* AIM OF THE EXERCISE
Each line below should be quoted exactly, please.

----- DATA FOR PROCESSING -----

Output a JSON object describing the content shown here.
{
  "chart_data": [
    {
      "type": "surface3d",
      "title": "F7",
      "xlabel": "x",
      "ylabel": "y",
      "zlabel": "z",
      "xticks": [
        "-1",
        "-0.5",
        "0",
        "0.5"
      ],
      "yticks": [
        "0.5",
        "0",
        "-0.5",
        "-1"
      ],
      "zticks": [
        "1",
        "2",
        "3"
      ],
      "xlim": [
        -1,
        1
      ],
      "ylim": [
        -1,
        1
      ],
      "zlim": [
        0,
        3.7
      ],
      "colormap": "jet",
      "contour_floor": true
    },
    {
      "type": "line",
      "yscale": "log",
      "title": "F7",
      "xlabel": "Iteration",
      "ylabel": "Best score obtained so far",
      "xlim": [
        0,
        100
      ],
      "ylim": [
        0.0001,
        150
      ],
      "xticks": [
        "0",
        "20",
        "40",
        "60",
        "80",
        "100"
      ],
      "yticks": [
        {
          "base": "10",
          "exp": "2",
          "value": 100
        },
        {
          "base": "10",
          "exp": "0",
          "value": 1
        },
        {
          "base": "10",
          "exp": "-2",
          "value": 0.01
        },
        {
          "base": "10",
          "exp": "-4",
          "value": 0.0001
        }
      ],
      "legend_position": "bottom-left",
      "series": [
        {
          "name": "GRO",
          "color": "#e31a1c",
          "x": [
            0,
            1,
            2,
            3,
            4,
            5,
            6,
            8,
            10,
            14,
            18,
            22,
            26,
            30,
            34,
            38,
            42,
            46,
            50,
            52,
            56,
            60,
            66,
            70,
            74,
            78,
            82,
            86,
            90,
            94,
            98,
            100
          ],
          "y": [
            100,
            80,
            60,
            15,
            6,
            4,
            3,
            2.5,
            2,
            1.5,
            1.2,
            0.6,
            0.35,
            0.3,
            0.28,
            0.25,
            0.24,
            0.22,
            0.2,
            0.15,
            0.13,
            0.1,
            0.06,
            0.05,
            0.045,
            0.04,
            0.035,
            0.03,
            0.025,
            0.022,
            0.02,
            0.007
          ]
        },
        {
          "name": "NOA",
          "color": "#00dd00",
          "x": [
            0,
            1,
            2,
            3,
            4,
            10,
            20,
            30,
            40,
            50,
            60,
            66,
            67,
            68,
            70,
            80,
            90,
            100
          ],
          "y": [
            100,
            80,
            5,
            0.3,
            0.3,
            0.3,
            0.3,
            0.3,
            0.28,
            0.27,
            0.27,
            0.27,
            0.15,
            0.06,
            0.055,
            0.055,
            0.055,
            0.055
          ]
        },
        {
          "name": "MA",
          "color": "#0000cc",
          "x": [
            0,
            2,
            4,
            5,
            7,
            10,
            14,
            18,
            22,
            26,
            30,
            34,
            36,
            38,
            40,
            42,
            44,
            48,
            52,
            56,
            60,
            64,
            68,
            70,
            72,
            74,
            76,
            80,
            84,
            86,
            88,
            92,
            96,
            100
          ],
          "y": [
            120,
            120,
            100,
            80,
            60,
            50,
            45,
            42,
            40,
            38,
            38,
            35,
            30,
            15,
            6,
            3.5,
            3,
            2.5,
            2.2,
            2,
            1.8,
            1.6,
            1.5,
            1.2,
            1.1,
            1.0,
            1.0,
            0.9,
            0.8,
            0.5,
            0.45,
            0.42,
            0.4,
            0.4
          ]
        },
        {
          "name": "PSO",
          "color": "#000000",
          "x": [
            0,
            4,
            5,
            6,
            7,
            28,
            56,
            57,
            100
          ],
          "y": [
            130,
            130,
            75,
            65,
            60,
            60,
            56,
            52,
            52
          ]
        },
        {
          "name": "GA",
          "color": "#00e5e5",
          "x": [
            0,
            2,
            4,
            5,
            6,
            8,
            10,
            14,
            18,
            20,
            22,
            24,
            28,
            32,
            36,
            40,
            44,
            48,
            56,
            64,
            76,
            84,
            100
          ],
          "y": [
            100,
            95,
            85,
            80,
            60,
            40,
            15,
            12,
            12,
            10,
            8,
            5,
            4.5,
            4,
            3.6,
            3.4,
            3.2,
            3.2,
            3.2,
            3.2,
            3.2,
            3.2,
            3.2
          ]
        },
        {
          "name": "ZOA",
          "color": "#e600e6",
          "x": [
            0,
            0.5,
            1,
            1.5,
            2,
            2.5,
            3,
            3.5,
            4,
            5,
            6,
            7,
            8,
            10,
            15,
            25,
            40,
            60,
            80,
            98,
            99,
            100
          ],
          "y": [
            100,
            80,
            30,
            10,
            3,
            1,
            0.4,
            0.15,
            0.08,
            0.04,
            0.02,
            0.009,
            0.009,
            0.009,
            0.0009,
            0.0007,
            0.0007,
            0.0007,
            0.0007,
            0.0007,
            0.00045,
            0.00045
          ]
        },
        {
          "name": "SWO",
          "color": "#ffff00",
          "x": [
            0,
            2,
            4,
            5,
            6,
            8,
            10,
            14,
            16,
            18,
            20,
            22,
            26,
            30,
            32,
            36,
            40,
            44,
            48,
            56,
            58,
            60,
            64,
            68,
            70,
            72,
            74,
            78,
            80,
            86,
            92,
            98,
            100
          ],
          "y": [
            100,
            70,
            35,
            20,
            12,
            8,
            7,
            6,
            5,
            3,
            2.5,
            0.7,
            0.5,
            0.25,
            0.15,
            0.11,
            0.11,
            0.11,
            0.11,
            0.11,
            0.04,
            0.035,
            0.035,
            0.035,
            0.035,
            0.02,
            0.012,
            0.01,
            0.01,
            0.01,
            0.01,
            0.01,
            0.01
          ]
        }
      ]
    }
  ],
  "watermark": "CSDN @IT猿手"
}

-----

* FULL ANSWER
Output a JSON object describing the content shown here.
{
  "chart_data": [
    {
      "type": "surface3d",
      "title": "F7",
      "xlabel": "x",
      "ylabel": "y",
      "zlabel": "z",
      "xticks": [
        "-1",
        "-0.5",
        "0",
        "0.5"
      ],
      "yticks": [
        "0.5",
        "0",
        "-0.5",
        "-1"
      ],
      "zticks": [
        "1",
        "2",
        "3"
      ],
      "xlim": [
        -1,
        1
      ],
      "ylim": [
        -1,
        1
      ],
      "zlim": [
        0,
        3.7
      ],
      "colormap": "jet",
      "contour_floor": true
    },
    {
      "type": "line",
      "yscale": "log",
      "title": "F7",
      "xlabel": "Iteration",
      "ylabel": "Best score obtained so far",
      "xlim": [
        0,
        100
      ],
      "ylim": [
        0.0001,
        150
      ],
      "xticks": [
        "0",
        "20",
        "40",
        "60",
        "80",
        "100"
      ],
      "yticks": [
        {
          "base": "10",
          "exp": "2",
          "value": 100
        },
        {
          "base": "10",
          "exp": "0",
          "value": 1
        },
        {
          "base": "10",
          "exp": "-2",
          "value": 0.01
        },
        {
          "base": "10",
          "exp": "-4",
          "value": 0.0001
        }
      ],
      "legend_position": "bottom-left",
      "series": [
        {
          "name": "GRO",
          "color": "#e31a1c",
          "x": [
            0,
            1,
            2,
            3,
            4,
            5,
            6,
            8,
            10,
            14,
            18,
            22,
            26,
            30,
            34,
            38,
            42,
            46,
            50,
            52,
            56,
            60,
            66,
            70,
            74,
            78,
            82,
            86,
            90,
            94,
            98,
            100
          ],
          "y": [
            100,
            80,
            60,
            15,
            6,
            4,
            3,
            2.5,
            2,
            1.5,
            1.2,
            0.6,
            0.35,
            0.3,
            0.28,
            0.25,
            0.24,
            0.22,
            0.2,
            0.15,
            0.13,
            0.1,
            0.06,
            0.05,
            0.045,
            0.04,
            0.035,
            0.03,
            0.025,
            0.022,
            0.02,
            0.007
          ]
        },
        {
          "name": "NOA",
          "color": "#00dd00",
          "x": [
            0,
            1,
            2,
            3,
            4,
            10,
            20,
            30,
            40,
            50,
            60,
            66,
            67,
            68,
            70,
            80,
            90,
            100
          ],
          "y": [
            100,
            80,
            5,
            0.3,
            0.3,
            0.3,
            0.3,
            0.3,
            0.28,
            0.27,
            0.27,
            0.27,
            0.15,
            0.06,
            0.055,
            0.055,
            0.055,
            0.055
          ]
        },
        {
          "name": "MA",
          "color": "#0000cc",
          "x": [
            0,
            2,
            4,
            5,
            7,
            10,
            14,
            18,
            22,
            26,
            30,
            34,
            36,
            38,
            40,
            42,
            44,
            48,
            52,
            56,
            60,
            64,
            68,
            70,
            72,
            74,
            76,
            80,
            84,
            86,
            88,
            92,
            96,
            100
          ],
          "y": [
            120,
            120,
            100,
            80,
            60,
            50,
            45,
            42,
            40,
            38,
            38,
            35,
            30,
            15,
            6,
            3.5,
            3,
            2.5,
            2.2,
            2,
            1.8,
            1.6,
            1.5,
            1.2,
            1.1,
            1.0,
            1.0,
            0.9,
            0.8,
            0.5,
            0.45,
            0.42,
            0.4,
            0.4
          ]
        },
        {
          "name": "PSO",
          "color": "#000000",
          "x": [
            0,
            4,
            5,
            6,
            7,
            28,
            56,
            57,
            100
          ],
          "y": [
            130,
            130,
            75,
            65,
            60,
            60,
            56,
            52,
            52
          ]
        },
        {
          "name": "GA",
          "color": "#00e5e5",
          "x": [
            0,
            2,
            4,
            5,
            6,
            8,
            10,
            14,
            18,
            20,
            22,
            24,
            28,
            32,
            36,
            40,
            44,
            48,
            56,
            64,
            76,
            84,
            100
          ],
          "y": [
            100,
            95,
            85,
            80,
            60,
            40,
            15,
            12,
            12,
            10,
            8,
            5,
            4.5,
            4,
            3.6,
            3.4,
            3.2,
            3.2,
            3.2,
            3.2,
            3.2,
            3.2,
            3.2
          ]
        },
        {
          "name": "ZOA",
          "color": "#e600e6",
          "x": [
            0,
            0.5,
            1,
            1.5,
            2,
            2.5,
            3,
            3.5,
            4,
            5,
            6,
            7,
            8,
            10,
            15,
            25,
            40,
            60,
            80,
            98,
            99,
            100
          ],
          "y": [
            100,
            80,
            30,
            10,
            3,
            1,
            0.4,
            0.15,
            0.08,
            0.04,
            0.02,
            0.009,
            0.009,
            0.009,
            0.0009,
            0.0007,
            0.0007,
            0.0007,
            0.0007,
            0.0007,
            0.00045,
            0.00045
          ]
        },
        {
          "name": "SWO",
          "color": "#ffff00",
          "x": [
            0,
            2,
            4,
            5,
            6,
            8,
            10,
            14,
            16,
            18,
            20,
            22,
            26,
            30,
            32,
            36,
            40,
            44,
            48,
            56,
            58,
            60,
            64,
            68,
            70,
            72,
            74,
            78,
            80,
            86,
            92,
            98,
            100
          ],
          "y": [
            100,
            70,
            35,
            20,
            12,
            8,
            7,
            6,
            5,
            3,
            2.5,
            0.7,
            0.5,
            0.25,
            0.15,
            0.11,
            0.11,
            0.11,
            0.11,
            0.11,
            0.04,
            0.035,
            0.035,
            0.035,
            0.035,
            0.02,
            0.012,
            0.01,
            0.01,
            0.01,
            0.01,
            0.01,
            0.01
          ]
        }
      ]
    }
  ],
  "watermark": "CSDN @IT猿手"
}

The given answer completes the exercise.